_ENTRIES PROVIDED_.
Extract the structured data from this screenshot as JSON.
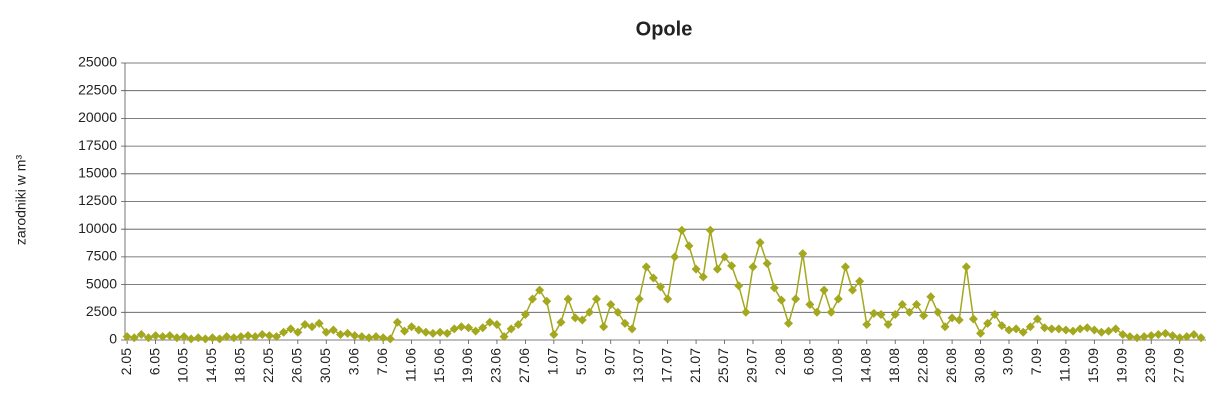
{
  "chart_data": {
    "type": "line",
    "title": "Opole",
    "ylabel": "zarodniki w m³",
    "categories": [
      "2.05",
      null,
      null,
      null,
      "6.05",
      null,
      null,
      null,
      "10.05",
      null,
      null,
      null,
      "14.05",
      null,
      null,
      null,
      "18.05",
      null,
      null,
      null,
      "22.05",
      null,
      null,
      null,
      "26.05",
      null,
      null,
      null,
      "30.05",
      null,
      null,
      null,
      "3.06",
      null,
      null,
      null,
      "7.06",
      null,
      null,
      null,
      "11.06",
      null,
      null,
      null,
      "15.06",
      null,
      null,
      null,
      "19.06",
      null,
      null,
      null,
      "23.06",
      null,
      null,
      null,
      "27.06",
      null,
      null,
      null,
      "1.07",
      null,
      null,
      null,
      "5.07",
      null,
      null,
      null,
      "9.07",
      null,
      null,
      null,
      "13.07",
      null,
      null,
      null,
      "17.07",
      null,
      null,
      null,
      "21.07",
      null,
      null,
      null,
      "25.07",
      null,
      null,
      null,
      "29.07",
      null,
      null,
      null,
      "2.08",
      null,
      null,
      null,
      "6.08",
      null,
      null,
      null,
      "10.08",
      null,
      null,
      null,
      "14.08",
      null,
      null,
      null,
      "18.08",
      null,
      null,
      null,
      "22.08",
      null,
      null,
      null,
      "26.08",
      null,
      null,
      null,
      "30.08",
      null,
      null,
      null,
      "3.09",
      null,
      null,
      null,
      "7.09",
      null,
      null,
      null,
      "11.09",
      null,
      null,
      null,
      "15.09",
      null,
      null,
      null,
      "19.09",
      null,
      null,
      null,
      "23.09",
      null,
      null,
      null,
      "27.09",
      null,
      null,
      null
    ],
    "series": [
      {
        "name": "Opole",
        "color": "#a3a81e",
        "values": [
          300,
          200,
          500,
          200,
          400,
          300,
          400,
          200,
          300,
          100,
          200,
          100,
          200,
          100,
          300,
          200,
          300,
          400,
          300,
          500,
          400,
          300,
          700,
          1000,
          700,
          1400,
          1200,
          1500,
          700,
          900,
          500,
          600,
          400,
          300,
          200,
          300,
          200,
          100,
          1600,
          800,
          1200,
          900,
          700,
          600,
          700,
          600,
          1000,
          1200,
          1100,
          800,
          1100,
          1600,
          1400,
          300,
          1000,
          1400,
          2300,
          3700,
          4500,
          3500,
          500,
          1600,
          3700,
          2000,
          1800,
          2500,
          3700,
          1200,
          3200,
          2500,
          1500,
          1000,
          3700,
          6600,
          5600,
          4800,
          3700,
          7500,
          9900,
          8500,
          6400,
          5700,
          9900,
          6400,
          7500,
          6700,
          4900,
          2500,
          6600,
          8800,
          6900,
          4700,
          3600,
          1500,
          3700,
          7800,
          3200,
          2500,
          4500,
          2500,
          3700,
          6600,
          4500,
          5300,
          1400,
          2400,
          2300,
          1400,
          2300,
          3200,
          2500,
          3200,
          2200,
          3900,
          2500,
          1200,
          2000,
          1800,
          6600,
          1900,
          600,
          1500,
          2300,
          1300,
          900,
          1000,
          700,
          1200,
          1900,
          1100,
          1000,
          1000,
          900,
          800,
          1000,
          1100,
          900,
          700,
          800,
          1000,
          500,
          300,
          200,
          300,
          400,
          500,
          600,
          400,
          200,
          300,
          500,
          200
        ]
      }
    ],
    "ylim": [
      0,
      25000
    ],
    "yticks": [
      0,
      2500,
      5000,
      7500,
      10000,
      12500,
      15000,
      17500,
      20000,
      22500,
      25000
    ],
    "grid": true
  }
}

_EXERCISE DETAILS_. Without the pictures, repeat the listing above exactly.

_SOLUTION FOR THIS EXERCISE_.
Extract the structured data from this screenshot as JSON.
{
  "chart_data": {
    "type": "line",
    "title": "Opole",
    "ylabel": "zarodniki w m³",
    "categories": [
      "2.05",
      null,
      null,
      null,
      "6.05",
      null,
      null,
      null,
      "10.05",
      null,
      null,
      null,
      "14.05",
      null,
      null,
      null,
      "18.05",
      null,
      null,
      null,
      "22.05",
      null,
      null,
      null,
      "26.05",
      null,
      null,
      null,
      "30.05",
      null,
      null,
      null,
      "3.06",
      null,
      null,
      null,
      "7.06",
      null,
      null,
      null,
      "11.06",
      null,
      null,
      null,
      "15.06",
      null,
      null,
      null,
      "19.06",
      null,
      null,
      null,
      "23.06",
      null,
      null,
      null,
      "27.06",
      null,
      null,
      null,
      "1.07",
      null,
      null,
      null,
      "5.07",
      null,
      null,
      null,
      "9.07",
      null,
      null,
      null,
      "13.07",
      null,
      null,
      null,
      "17.07",
      null,
      null,
      null,
      "21.07",
      null,
      null,
      null,
      "25.07",
      null,
      null,
      null,
      "29.07",
      null,
      null,
      null,
      "2.08",
      null,
      null,
      null,
      "6.08",
      null,
      null,
      null,
      "10.08",
      null,
      null,
      null,
      "14.08",
      null,
      null,
      null,
      "18.08",
      null,
      null,
      null,
      "22.08",
      null,
      null,
      null,
      "26.08",
      null,
      null,
      null,
      "30.08",
      null,
      null,
      null,
      "3.09",
      null,
      null,
      null,
      "7.09",
      null,
      null,
      null,
      "11.09",
      null,
      null,
      null,
      "15.09",
      null,
      null,
      null,
      "19.09",
      null,
      null,
      null,
      "23.09",
      null,
      null,
      null,
      "27.09",
      null,
      null,
      null
    ],
    "series": [
      {
        "name": "Opole",
        "color": "#a3a81e",
        "values": [
          300,
          200,
          500,
          200,
          400,
          300,
          400,
          200,
          300,
          100,
          200,
          100,
          200,
          100,
          300,
          200,
          300,
          400,
          300,
          500,
          400,
          300,
          700,
          1000,
          700,
          1400,
          1200,
          1500,
          700,
          900,
          500,
          600,
          400,
          300,
          200,
          300,
          200,
          100,
          1600,
          800,
          1200,
          900,
          700,
          600,
          700,
          600,
          1000,
          1200,
          1100,
          800,
          1100,
          1600,
          1400,
          300,
          1000,
          1400,
          2300,
          3700,
          4500,
          3500,
          500,
          1600,
          3700,
          2000,
          1800,
          2500,
          3700,
          1200,
          3200,
          2500,
          1500,
          1000,
          3700,
          6600,
          5600,
          4800,
          3700,
          7500,
          9900,
          8500,
          6400,
          5700,
          9900,
          6400,
          7500,
          6700,
          4900,
          2500,
          6600,
          8800,
          6900,
          4700,
          3600,
          1500,
          3700,
          7800,
          3200,
          2500,
          4500,
          2500,
          3700,
          6600,
          4500,
          5300,
          1400,
          2400,
          2300,
          1400,
          2300,
          3200,
          2500,
          3200,
          2200,
          3900,
          2500,
          1200,
          2000,
          1800,
          6600,
          1900,
          600,
          1500,
          2300,
          1300,
          900,
          1000,
          700,
          1200,
          1900,
          1100,
          1000,
          1000,
          900,
          800,
          1000,
          1100,
          900,
          700,
          800,
          1000,
          500,
          300,
          200,
          300,
          400,
          500,
          600,
          400,
          200,
          300,
          500,
          200
        ]
      }
    ],
    "ylim": [
      0,
      25000
    ],
    "yticks": [
      0,
      2500,
      5000,
      7500,
      10000,
      12500,
      15000,
      17500,
      20000,
      22500,
      25000
    ],
    "grid": true
  }
}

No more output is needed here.